> **Exercise aim**
The listing below should be copied in full, word for word.

> **Figure dataset records**
#####

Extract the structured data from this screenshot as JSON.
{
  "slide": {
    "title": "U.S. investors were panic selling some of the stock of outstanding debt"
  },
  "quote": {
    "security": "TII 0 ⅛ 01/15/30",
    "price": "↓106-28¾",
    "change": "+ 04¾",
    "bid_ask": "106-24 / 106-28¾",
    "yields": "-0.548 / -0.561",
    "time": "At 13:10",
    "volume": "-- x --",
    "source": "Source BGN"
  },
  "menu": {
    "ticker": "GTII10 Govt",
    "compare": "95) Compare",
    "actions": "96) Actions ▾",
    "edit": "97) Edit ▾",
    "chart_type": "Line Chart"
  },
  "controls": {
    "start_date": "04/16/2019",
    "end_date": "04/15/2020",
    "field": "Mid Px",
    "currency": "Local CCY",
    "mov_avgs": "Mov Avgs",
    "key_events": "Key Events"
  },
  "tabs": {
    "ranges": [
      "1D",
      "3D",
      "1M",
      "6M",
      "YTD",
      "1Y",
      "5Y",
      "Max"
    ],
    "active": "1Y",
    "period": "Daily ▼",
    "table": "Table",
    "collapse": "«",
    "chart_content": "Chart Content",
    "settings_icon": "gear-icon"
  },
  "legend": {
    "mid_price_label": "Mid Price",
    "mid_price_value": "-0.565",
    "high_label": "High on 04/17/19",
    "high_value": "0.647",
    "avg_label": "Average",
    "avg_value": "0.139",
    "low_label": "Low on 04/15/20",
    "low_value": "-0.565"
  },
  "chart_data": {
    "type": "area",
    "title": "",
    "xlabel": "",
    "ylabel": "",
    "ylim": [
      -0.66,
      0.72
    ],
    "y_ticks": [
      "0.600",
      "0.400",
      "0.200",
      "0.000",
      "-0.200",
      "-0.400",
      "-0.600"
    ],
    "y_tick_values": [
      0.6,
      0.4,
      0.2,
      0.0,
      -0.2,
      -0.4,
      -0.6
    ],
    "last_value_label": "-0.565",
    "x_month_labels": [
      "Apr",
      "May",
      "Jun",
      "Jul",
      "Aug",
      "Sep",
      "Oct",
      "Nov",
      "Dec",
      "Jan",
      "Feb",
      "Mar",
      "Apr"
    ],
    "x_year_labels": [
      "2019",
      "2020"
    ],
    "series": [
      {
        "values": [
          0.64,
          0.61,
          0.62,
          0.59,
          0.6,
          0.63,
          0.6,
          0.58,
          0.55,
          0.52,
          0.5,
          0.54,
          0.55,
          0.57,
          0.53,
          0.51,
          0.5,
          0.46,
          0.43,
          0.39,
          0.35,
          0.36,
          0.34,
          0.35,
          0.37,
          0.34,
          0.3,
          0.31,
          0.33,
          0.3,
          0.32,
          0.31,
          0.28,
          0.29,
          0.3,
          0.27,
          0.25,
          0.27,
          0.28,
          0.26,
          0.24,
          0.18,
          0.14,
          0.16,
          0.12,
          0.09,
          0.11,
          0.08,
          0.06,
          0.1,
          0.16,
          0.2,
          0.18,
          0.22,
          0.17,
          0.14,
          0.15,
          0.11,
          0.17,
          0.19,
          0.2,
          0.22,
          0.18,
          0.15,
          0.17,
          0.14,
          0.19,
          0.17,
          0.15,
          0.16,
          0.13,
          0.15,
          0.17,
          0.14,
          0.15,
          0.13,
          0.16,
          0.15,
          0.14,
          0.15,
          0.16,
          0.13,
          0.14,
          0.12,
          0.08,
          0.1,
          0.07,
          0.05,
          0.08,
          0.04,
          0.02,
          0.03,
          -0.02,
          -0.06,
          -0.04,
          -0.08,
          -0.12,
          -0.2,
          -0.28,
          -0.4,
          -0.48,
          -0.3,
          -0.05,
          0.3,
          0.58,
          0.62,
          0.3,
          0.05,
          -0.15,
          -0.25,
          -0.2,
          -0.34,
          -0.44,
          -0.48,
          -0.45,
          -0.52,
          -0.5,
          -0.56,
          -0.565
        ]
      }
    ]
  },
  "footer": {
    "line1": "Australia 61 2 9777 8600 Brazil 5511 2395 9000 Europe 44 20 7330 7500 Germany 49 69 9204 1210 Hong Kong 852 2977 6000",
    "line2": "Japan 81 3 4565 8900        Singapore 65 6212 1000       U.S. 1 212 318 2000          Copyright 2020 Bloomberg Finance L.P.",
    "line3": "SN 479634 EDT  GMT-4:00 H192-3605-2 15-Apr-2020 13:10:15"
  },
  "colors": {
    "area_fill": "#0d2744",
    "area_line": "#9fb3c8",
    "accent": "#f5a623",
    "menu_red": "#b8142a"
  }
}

#####

> **Answer for this exercise**
Extract the structured data from this screenshot as JSON.
{
  "slide": {
    "title": "U.S. investors were panic selling some of the stock of outstanding debt"
  },
  "quote": {
    "security": "TII 0 ⅛ 01/15/30",
    "price": "↓106-28¾",
    "change": "+ 04¾",
    "bid_ask": "106-24 / 106-28¾",
    "yields": "-0.548 / -0.561",
    "time": "At 13:10",
    "volume": "-- x --",
    "source": "Source BGN"
  },
  "menu": {
    "ticker": "GTII10 Govt",
    "compare": "95) Compare",
    "actions": "96) Actions ▾",
    "edit": "97) Edit ▾",
    "chart_type": "Line Chart"
  },
  "controls": {
    "start_date": "04/16/2019",
    "end_date": "04/15/2020",
    "field": "Mid Px",
    "currency": "Local CCY",
    "mov_avgs": "Mov Avgs",
    "key_events": "Key Events"
  },
  "tabs": {
    "ranges": [
      "1D",
      "3D",
      "1M",
      "6M",
      "YTD",
      "1Y",
      "5Y",
      "Max"
    ],
    "active": "1Y",
    "period": "Daily ▼",
    "table": "Table",
    "collapse": "«",
    "chart_content": "Chart Content",
    "settings_icon": "gear-icon"
  },
  "legend": {
    "mid_price_label": "Mid Price",
    "mid_price_value": "-0.565",
    "high_label": "High on 04/17/19",
    "high_value": "0.647",
    "avg_label": "Average",
    "avg_value": "0.139",
    "low_label": "Low on 04/15/20",
    "low_value": "-0.565"
  },
  "chart_data": {
    "type": "area",
    "title": "",
    "xlabel": "",
    "ylabel": "",
    "ylim": [
      -0.66,
      0.72
    ],
    "y_ticks": [
      "0.600",
      "0.400",
      "0.200",
      "0.000",
      "-0.200",
      "-0.400",
      "-0.600"
    ],
    "y_tick_values": [
      0.6,
      0.4,
      0.2,
      0.0,
      -0.2,
      -0.4,
      -0.6
    ],
    "last_value_label": "-0.565",
    "x_month_labels": [
      "Apr",
      "May",
      "Jun",
      "Jul",
      "Aug",
      "Sep",
      "Oct",
      "Nov",
      "Dec",
      "Jan",
      "Feb",
      "Mar",
      "Apr"
    ],
    "x_year_labels": [
      "2019",
      "2020"
    ],
    "series": [
      {
        "values": [
          0.64,
          0.61,
          0.62,
          0.59,
          0.6,
          0.63,
          0.6,
          0.58,
          0.55,
          0.52,
          0.5,
          0.54,
          0.55,
          0.57,
          0.53,
          0.51,
          0.5,
          0.46,
          0.43,
          0.39,
          0.35,
          0.36,
          0.34,
          0.35,
          0.37,
          0.34,
          0.3,
          0.31,
          0.33,
          0.3,
          0.32,
          0.31,
          0.28,
          0.29,
          0.3,
          0.27,
          0.25,
          0.27,
          0.28,
          0.26,
          0.24,
          0.18,
          0.14,
          0.16,
          0.12,
          0.09,
          0.11,
          0.08,
          0.06,
          0.1,
          0.16,
          0.2,
          0.18,
          0.22,
          0.17,
          0.14,
          0.15,
          0.11,
          0.17,
          0.19,
          0.2,
          0.22,
          0.18,
          0.15,
          0.17,
          0.14,
          0.19,
          0.17,
          0.15,
          0.16,
          0.13,
          0.15,
          0.17,
          0.14,
          0.15,
          0.13,
          0.16,
          0.15,
          0.14,
          0.15,
          0.16,
          0.13,
          0.14,
          0.12,
          0.08,
          0.1,
          0.07,
          0.05,
          0.08,
          0.04,
          0.02,
          0.03,
          -0.02,
          -0.06,
          -0.04,
          -0.08,
          -0.12,
          -0.2,
          -0.28,
          -0.4,
          -0.48,
          -0.3,
          -0.05,
          0.3,
          0.58,
          0.62,
          0.3,
          0.05,
          -0.15,
          -0.25,
          -0.2,
          -0.34,
          -0.44,
          -0.48,
          -0.45,
          -0.52,
          -0.5,
          -0.56,
          -0.565
        ]
      }
    ]
  },
  "footer": {
    "line1": "Australia 61 2 9777 8600 Brazil 5511 2395 9000 Europe 44 20 7330 7500 Germany 49 69 9204 1210 Hong Kong 852 2977 6000",
    "line2": "Japan 81 3 4565 8900        Singapore 65 6212 1000       U.S. 1 212 318 2000          Copyright 2020 Bloomberg Finance L.P.",
    "line3": "SN 479634 EDT  GMT-4:00 H192-3605-2 15-Apr-2020 13:10:15"
  },
  "colors": {
    "area_fill": "#0d2744",
    "area_line": "#9fb3c8",
    "accent": "#f5a623",
    "menu_red": "#b8142a"
  }
}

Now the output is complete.